WHAT YOU SHOULD DO -
Select and reproduce each line of the listing below that bears the string "color".

RECORDS -
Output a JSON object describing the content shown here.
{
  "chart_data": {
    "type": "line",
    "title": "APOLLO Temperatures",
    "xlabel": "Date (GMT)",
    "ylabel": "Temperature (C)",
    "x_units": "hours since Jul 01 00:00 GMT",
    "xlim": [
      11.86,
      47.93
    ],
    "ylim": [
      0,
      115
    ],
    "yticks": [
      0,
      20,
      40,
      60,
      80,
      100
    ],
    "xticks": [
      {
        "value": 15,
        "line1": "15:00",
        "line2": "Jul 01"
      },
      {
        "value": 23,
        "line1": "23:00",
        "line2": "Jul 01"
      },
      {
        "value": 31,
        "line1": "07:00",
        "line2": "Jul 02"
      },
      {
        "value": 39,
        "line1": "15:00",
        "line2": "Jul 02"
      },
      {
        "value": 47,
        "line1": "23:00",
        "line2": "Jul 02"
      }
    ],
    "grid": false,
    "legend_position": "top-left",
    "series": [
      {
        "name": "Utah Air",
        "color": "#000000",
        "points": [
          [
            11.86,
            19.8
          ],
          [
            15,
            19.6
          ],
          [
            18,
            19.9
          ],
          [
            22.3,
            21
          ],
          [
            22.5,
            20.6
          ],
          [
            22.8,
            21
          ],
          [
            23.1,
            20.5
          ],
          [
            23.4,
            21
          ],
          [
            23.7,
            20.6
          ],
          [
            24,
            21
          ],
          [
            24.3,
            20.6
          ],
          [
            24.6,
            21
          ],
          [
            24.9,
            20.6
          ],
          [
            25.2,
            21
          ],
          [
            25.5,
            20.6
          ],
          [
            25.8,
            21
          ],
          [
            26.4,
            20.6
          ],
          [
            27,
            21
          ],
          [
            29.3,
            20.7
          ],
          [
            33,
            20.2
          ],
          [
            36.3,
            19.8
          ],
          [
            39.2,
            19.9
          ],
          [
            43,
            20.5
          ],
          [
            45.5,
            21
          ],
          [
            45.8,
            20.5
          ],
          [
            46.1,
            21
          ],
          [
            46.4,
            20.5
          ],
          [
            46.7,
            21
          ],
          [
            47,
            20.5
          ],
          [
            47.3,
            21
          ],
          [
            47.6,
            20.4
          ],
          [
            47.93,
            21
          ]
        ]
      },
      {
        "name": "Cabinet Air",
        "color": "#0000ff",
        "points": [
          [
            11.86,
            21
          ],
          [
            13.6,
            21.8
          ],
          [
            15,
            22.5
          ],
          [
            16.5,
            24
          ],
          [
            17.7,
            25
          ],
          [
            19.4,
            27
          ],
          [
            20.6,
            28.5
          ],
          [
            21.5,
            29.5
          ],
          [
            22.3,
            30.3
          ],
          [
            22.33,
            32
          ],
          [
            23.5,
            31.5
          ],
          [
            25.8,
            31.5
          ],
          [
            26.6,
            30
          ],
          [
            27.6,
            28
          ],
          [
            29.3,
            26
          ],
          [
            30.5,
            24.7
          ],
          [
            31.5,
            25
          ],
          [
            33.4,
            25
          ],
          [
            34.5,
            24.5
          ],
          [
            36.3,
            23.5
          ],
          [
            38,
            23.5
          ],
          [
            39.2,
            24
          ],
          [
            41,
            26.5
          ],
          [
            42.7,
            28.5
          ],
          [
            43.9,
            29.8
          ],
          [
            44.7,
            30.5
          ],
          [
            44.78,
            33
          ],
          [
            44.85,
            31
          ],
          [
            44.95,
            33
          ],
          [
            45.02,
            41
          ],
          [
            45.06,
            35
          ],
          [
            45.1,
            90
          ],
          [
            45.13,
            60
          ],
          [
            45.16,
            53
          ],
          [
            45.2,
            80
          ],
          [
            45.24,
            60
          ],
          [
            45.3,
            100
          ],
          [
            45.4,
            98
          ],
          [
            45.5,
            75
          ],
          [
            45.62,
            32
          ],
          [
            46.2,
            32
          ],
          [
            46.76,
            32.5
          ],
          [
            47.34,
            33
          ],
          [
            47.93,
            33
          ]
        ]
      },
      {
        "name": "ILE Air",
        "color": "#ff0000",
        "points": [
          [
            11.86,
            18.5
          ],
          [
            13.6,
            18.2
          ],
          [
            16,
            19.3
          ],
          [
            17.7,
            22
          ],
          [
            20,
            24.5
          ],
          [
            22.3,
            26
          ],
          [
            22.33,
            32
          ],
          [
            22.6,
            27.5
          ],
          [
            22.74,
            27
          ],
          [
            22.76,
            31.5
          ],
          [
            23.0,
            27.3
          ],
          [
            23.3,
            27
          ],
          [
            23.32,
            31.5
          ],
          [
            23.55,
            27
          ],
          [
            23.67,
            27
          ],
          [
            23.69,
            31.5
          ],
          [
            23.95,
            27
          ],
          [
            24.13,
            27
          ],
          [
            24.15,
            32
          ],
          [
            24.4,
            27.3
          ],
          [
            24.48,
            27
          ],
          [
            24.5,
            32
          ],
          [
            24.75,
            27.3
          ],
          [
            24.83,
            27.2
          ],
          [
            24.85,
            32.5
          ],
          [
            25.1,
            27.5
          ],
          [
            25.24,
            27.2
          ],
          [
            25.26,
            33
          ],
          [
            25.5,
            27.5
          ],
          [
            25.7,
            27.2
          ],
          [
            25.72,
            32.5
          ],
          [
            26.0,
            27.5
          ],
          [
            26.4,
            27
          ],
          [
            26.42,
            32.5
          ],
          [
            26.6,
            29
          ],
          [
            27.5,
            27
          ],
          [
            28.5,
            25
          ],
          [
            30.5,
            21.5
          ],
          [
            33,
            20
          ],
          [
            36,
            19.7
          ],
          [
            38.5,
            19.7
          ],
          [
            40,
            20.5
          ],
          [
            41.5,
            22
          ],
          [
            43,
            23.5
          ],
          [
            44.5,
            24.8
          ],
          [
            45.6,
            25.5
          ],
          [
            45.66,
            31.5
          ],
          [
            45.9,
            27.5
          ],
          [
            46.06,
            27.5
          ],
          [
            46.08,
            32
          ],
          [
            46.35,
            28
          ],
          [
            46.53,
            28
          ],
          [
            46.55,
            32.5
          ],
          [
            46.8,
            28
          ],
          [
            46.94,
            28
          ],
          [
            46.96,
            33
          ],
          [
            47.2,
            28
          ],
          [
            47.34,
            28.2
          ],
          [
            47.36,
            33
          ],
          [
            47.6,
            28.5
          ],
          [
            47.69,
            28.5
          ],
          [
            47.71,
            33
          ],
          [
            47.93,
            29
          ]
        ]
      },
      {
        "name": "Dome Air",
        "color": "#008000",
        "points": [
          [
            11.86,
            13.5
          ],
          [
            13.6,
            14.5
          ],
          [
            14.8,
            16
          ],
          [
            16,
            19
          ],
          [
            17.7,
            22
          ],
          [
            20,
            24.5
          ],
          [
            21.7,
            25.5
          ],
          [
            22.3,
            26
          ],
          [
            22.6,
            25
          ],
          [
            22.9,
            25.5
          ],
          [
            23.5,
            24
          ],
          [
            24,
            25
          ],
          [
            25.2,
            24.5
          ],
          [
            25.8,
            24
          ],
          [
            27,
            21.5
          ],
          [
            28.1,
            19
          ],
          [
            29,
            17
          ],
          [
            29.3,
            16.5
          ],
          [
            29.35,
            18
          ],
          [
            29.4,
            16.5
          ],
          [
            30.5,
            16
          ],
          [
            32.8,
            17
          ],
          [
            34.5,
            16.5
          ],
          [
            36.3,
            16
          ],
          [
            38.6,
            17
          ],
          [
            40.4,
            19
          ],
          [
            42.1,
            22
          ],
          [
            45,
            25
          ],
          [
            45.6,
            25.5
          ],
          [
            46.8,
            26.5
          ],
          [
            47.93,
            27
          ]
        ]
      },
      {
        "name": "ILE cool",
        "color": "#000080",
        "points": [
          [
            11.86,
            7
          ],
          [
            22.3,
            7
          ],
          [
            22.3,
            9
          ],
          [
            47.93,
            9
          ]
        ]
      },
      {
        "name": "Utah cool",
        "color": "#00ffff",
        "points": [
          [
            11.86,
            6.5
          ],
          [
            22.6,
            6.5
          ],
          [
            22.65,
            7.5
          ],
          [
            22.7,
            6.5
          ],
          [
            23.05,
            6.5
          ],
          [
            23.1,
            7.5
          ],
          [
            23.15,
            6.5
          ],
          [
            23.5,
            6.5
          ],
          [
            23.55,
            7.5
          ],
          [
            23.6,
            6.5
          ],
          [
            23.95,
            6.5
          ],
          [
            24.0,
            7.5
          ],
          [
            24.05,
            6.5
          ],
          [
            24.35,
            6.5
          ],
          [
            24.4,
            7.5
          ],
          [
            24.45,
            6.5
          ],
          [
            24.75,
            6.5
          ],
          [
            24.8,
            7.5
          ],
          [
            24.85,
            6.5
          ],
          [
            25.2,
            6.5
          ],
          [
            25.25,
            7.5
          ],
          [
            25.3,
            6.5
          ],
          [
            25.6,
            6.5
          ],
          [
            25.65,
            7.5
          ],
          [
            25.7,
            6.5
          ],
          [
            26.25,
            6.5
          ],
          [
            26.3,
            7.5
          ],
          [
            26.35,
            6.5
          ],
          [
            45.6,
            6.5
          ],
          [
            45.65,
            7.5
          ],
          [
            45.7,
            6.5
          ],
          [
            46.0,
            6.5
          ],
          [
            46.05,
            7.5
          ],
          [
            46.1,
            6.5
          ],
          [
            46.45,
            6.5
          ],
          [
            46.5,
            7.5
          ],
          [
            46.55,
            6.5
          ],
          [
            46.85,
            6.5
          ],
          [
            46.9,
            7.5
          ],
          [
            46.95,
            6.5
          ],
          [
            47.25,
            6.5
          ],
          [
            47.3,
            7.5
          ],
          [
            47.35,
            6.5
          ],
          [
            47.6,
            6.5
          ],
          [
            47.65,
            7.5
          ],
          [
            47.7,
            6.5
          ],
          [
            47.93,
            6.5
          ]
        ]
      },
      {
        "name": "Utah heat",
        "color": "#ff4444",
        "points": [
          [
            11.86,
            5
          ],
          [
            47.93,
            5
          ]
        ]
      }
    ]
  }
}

RESPONSE -
        "color": "#000000",
        "color": "#0000ff",
        "color": "#ff0000",
        "color": "#008000",
        "color": "#000080",
        "color": "#00ffff",
        "color": "#ff4444",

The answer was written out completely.